**DO THIS**
Search the data below for the word "color" and copy each line that holds it.

+ + + + +

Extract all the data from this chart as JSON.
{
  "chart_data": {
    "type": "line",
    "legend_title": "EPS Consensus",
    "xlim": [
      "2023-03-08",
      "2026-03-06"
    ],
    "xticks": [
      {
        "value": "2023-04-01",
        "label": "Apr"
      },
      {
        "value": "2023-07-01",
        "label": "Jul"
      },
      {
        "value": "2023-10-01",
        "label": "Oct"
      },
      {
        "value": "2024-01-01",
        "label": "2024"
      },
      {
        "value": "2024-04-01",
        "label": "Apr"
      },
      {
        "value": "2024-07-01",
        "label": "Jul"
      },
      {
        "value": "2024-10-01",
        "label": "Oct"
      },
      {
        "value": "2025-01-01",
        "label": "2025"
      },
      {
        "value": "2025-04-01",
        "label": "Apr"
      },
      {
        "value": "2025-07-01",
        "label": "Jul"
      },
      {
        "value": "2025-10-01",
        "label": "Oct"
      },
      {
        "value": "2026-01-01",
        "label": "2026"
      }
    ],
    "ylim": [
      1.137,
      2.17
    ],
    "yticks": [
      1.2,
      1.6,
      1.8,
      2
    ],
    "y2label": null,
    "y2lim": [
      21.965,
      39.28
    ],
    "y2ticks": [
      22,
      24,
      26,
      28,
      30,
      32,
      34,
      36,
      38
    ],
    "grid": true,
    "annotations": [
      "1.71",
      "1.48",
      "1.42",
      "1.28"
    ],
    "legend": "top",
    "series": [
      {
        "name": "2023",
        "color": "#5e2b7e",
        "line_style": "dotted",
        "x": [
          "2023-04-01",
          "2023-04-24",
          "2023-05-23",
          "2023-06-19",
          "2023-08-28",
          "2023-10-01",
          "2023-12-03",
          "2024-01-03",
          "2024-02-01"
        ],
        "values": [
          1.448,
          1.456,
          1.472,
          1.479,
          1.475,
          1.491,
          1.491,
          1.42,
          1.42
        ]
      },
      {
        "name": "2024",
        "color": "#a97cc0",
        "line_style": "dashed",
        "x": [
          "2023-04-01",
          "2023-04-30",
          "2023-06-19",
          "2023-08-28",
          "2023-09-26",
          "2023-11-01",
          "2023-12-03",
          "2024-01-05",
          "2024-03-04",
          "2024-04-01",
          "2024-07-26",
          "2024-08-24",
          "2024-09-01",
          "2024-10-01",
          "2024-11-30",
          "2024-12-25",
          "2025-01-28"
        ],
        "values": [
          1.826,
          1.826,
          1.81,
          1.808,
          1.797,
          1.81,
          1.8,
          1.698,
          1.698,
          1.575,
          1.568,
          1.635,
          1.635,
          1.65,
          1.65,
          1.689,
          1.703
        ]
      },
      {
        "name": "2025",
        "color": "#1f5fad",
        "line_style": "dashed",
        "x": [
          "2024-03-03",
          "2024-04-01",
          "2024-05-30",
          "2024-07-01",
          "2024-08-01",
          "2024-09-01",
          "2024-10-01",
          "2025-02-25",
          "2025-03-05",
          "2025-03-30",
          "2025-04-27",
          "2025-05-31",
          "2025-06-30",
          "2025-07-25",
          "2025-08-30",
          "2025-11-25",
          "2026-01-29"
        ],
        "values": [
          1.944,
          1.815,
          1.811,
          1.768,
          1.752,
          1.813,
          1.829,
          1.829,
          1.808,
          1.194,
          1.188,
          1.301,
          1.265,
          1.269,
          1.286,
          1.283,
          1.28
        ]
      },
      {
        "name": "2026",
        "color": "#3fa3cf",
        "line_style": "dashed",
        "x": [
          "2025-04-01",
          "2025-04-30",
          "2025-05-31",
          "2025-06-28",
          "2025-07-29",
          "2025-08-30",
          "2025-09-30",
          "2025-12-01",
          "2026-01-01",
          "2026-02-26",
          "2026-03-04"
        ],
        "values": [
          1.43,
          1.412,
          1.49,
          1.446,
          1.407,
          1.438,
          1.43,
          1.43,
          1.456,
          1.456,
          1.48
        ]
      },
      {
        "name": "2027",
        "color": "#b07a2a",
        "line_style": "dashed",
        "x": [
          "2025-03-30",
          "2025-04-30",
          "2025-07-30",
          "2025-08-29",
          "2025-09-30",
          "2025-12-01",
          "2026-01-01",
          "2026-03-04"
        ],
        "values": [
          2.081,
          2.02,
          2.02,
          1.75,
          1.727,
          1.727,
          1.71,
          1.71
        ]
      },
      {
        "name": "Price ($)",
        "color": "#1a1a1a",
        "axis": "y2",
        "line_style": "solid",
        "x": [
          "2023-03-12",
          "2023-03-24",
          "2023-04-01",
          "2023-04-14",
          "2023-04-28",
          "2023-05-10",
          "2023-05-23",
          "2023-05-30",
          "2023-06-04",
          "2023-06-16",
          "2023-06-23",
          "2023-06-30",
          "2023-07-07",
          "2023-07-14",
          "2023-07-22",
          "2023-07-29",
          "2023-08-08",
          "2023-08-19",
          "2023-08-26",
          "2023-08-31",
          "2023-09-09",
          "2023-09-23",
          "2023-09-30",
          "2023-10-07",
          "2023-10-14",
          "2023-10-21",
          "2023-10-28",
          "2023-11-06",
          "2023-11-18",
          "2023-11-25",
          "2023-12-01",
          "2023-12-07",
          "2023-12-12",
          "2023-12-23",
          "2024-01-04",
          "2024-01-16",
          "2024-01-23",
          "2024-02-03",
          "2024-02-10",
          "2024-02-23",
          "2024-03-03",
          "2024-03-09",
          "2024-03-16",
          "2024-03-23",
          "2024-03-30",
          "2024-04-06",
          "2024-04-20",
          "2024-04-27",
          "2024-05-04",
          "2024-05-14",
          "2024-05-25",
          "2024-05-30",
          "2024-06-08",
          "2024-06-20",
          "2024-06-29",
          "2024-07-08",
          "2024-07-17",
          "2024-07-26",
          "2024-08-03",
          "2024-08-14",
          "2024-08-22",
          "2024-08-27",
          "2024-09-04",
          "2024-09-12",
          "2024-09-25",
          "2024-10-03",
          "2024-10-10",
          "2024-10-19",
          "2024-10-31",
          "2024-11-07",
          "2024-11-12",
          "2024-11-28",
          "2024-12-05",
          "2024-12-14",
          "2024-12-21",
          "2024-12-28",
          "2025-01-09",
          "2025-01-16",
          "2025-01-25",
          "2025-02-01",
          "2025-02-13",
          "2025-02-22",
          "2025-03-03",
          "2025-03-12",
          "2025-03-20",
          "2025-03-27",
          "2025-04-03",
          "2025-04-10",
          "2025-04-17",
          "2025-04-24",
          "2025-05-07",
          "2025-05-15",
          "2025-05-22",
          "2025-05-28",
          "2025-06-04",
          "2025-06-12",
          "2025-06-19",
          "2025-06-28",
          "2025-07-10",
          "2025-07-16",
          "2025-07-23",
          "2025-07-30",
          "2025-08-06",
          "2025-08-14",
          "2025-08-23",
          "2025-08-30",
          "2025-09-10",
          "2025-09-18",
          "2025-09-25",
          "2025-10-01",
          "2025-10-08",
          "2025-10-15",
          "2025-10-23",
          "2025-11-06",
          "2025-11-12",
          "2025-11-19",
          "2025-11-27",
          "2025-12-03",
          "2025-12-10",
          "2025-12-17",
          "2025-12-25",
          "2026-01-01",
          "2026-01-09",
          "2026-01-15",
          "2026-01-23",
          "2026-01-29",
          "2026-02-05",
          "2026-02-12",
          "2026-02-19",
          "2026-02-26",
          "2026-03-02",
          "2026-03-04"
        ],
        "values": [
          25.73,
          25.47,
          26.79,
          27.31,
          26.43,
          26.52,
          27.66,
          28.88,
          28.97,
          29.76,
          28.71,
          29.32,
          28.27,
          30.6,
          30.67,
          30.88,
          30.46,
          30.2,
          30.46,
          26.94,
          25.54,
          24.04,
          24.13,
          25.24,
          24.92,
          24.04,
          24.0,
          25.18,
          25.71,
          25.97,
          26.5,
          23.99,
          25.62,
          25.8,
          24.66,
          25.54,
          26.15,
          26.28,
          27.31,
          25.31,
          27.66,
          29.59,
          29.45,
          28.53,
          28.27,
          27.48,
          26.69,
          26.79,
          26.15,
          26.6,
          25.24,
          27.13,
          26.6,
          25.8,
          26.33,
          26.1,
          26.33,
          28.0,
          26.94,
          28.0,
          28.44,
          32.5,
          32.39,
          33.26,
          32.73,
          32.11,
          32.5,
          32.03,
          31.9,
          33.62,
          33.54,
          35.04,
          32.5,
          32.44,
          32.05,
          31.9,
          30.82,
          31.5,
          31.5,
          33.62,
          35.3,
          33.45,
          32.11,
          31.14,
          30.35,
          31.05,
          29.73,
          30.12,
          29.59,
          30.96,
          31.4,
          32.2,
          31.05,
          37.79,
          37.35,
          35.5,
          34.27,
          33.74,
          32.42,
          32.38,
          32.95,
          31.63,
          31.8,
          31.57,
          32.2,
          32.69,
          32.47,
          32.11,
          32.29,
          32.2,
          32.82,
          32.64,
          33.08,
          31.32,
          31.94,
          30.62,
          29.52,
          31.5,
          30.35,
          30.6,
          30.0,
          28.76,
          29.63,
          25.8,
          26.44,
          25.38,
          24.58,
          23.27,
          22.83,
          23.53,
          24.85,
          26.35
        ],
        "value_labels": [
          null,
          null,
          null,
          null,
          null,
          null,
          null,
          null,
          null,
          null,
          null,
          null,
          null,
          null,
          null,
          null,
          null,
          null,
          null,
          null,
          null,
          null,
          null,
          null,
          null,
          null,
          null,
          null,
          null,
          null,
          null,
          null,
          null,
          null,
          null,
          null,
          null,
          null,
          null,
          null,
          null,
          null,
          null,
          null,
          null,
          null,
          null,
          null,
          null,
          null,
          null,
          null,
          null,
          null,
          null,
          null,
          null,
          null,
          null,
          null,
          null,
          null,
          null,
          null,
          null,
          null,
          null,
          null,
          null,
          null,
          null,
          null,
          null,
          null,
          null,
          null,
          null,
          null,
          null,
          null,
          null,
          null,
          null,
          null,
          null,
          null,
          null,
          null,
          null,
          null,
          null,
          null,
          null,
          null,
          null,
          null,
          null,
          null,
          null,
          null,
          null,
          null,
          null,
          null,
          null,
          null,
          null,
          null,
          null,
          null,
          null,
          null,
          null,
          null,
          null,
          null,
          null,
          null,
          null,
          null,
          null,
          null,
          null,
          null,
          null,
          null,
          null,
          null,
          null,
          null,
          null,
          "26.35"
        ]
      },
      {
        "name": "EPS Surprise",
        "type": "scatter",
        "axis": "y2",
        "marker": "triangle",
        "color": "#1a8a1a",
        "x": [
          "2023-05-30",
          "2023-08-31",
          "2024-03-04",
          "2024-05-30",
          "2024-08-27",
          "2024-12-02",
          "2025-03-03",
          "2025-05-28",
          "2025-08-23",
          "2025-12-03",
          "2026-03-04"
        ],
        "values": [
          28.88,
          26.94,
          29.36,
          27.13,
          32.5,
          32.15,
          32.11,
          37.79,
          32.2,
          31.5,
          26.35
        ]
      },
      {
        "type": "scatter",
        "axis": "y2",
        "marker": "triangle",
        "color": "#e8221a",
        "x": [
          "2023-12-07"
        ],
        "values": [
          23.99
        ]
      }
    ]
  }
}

+ + + + +

**OUTPUT OF THE TASK**
        "color": "#5e2b7e",
        "color": "#a97cc0",
        "color": "#1f5fad",
        "color": "#3fa3cf",
        "color": "#b07a2a",
        "color": "#1a1a1a",
        "color": "#1a8a1a",
        "color": "#e8221a",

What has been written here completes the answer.